*** Exercise materials

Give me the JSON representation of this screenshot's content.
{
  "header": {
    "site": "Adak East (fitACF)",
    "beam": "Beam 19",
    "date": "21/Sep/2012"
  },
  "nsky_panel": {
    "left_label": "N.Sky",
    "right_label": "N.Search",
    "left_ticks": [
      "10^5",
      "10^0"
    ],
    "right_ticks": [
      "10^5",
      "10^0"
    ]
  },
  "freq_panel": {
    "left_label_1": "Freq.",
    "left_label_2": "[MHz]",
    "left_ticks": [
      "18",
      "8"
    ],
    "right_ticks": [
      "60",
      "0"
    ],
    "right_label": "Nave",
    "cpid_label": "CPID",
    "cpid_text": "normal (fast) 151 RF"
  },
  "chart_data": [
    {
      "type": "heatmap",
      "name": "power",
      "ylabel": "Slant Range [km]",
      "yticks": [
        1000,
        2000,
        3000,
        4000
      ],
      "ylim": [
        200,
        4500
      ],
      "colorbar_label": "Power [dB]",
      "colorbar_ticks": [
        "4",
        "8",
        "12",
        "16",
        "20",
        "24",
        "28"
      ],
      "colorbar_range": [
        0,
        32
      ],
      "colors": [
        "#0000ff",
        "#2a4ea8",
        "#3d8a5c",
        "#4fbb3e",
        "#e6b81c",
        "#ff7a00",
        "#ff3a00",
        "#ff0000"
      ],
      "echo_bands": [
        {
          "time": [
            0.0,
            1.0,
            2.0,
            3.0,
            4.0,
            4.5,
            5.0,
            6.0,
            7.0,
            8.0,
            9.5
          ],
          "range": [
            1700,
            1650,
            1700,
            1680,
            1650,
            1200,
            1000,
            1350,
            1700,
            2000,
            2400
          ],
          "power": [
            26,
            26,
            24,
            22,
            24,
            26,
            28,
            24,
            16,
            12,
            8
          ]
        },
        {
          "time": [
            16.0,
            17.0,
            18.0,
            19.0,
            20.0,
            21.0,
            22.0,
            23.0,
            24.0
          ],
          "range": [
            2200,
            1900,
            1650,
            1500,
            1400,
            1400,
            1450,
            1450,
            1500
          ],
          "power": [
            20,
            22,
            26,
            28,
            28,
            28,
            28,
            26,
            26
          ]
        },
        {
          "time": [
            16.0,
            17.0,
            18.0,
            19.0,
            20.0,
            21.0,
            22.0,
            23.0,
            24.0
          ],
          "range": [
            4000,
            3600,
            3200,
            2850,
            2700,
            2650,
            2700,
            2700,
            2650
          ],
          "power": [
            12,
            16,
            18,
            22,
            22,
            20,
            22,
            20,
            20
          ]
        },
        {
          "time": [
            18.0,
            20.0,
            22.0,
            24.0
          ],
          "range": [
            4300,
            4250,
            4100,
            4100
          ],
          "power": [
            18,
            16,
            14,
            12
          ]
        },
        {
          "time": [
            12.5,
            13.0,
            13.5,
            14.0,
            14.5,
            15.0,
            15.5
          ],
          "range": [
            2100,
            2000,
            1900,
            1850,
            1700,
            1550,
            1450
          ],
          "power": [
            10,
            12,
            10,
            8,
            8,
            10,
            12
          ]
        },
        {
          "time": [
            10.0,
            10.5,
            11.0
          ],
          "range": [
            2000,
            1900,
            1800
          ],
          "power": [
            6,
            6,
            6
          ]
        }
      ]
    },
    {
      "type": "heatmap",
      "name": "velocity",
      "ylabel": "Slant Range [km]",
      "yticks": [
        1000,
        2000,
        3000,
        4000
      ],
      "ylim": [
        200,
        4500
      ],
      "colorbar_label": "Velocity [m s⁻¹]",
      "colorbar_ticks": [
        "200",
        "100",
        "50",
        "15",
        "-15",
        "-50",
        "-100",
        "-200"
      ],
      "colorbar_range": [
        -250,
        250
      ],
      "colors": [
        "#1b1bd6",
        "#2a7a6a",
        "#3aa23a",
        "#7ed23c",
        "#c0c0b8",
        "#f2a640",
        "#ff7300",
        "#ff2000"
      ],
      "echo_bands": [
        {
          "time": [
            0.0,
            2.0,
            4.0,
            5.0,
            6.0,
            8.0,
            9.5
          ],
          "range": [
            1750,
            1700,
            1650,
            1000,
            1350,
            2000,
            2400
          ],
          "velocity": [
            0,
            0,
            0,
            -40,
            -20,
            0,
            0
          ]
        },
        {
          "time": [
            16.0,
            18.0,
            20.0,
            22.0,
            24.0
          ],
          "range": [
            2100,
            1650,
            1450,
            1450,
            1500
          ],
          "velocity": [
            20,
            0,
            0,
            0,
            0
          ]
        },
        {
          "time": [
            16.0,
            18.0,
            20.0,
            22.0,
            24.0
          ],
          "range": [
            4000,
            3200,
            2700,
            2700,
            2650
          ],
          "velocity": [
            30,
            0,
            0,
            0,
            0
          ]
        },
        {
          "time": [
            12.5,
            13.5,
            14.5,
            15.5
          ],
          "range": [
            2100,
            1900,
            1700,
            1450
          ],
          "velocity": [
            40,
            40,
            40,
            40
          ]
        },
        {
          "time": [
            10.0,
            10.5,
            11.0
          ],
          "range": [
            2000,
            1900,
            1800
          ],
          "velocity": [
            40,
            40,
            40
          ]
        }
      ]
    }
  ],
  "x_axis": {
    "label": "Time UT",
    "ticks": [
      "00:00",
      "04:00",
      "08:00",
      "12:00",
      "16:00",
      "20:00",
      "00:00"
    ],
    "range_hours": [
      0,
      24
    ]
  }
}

******
*** Exercise materials

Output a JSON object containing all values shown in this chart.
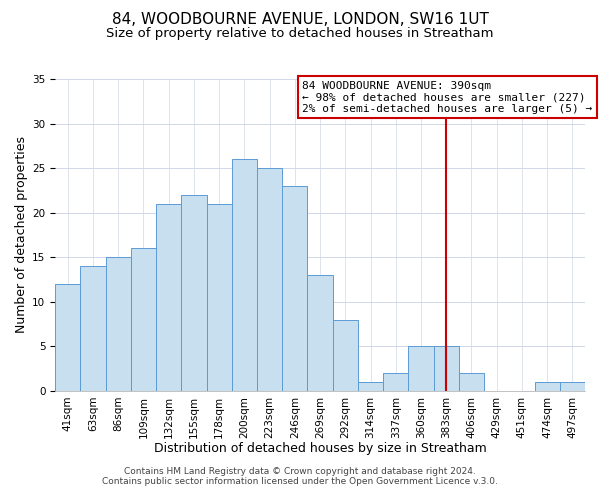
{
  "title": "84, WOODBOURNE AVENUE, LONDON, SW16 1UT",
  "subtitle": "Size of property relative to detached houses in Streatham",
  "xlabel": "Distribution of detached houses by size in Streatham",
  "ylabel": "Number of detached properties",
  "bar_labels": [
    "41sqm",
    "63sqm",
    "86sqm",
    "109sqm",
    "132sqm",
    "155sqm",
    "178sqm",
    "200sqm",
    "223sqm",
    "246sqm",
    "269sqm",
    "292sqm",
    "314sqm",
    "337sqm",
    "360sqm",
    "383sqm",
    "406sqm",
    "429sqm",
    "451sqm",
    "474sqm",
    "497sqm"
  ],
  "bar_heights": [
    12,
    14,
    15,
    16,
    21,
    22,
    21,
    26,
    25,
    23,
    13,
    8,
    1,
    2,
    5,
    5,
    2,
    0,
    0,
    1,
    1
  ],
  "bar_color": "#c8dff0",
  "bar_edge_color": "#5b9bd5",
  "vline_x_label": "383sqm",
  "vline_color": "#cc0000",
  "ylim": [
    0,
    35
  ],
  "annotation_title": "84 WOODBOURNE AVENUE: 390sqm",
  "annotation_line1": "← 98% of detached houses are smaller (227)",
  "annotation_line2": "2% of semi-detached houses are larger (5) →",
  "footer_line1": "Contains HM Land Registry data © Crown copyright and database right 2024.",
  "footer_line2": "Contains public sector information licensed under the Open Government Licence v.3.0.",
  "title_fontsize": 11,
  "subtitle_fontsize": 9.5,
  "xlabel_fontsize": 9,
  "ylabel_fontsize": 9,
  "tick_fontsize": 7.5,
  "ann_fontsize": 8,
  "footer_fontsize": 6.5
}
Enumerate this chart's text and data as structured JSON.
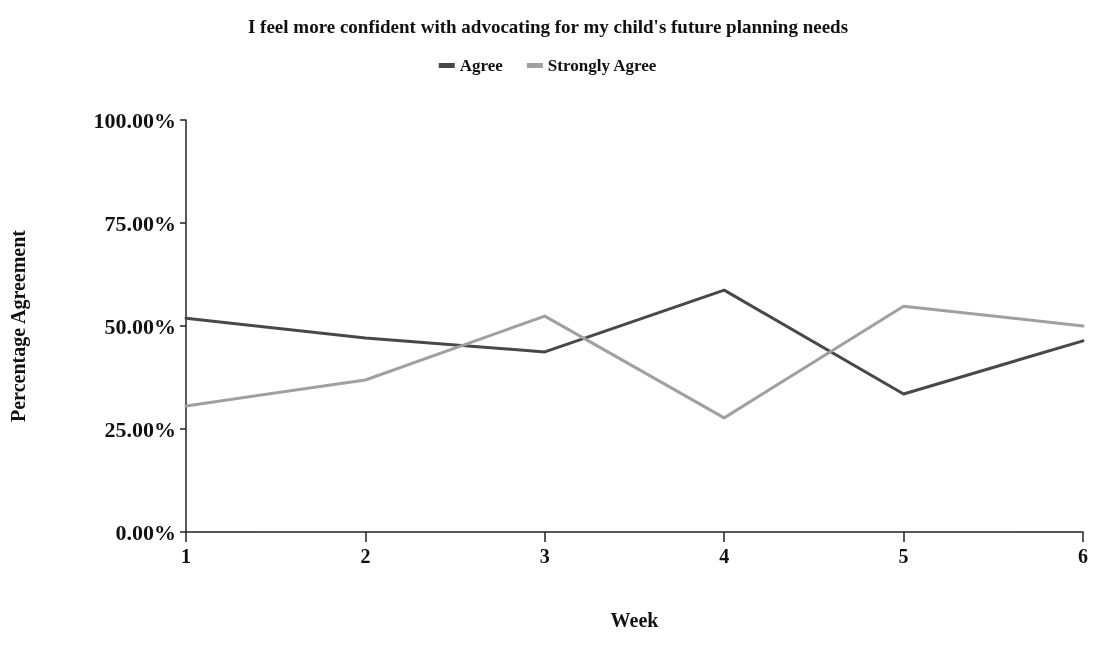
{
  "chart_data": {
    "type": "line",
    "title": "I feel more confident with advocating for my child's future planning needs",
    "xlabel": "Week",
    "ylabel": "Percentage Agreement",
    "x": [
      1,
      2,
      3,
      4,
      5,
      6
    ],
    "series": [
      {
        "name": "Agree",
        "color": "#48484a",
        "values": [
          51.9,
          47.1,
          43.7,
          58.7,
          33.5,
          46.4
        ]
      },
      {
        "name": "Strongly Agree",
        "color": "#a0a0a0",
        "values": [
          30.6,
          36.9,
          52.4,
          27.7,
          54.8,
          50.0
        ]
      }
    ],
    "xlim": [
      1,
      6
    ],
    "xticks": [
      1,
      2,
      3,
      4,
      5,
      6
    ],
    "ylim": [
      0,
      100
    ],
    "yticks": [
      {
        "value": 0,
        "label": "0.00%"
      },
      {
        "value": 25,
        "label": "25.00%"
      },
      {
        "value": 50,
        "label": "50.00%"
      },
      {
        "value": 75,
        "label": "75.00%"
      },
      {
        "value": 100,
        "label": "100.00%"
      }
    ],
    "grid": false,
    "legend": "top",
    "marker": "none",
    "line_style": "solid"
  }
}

******

**Short exercise**
Using the listing above, work out how many of its lines include "houses", and give only the result.

**Output for this exercise**
4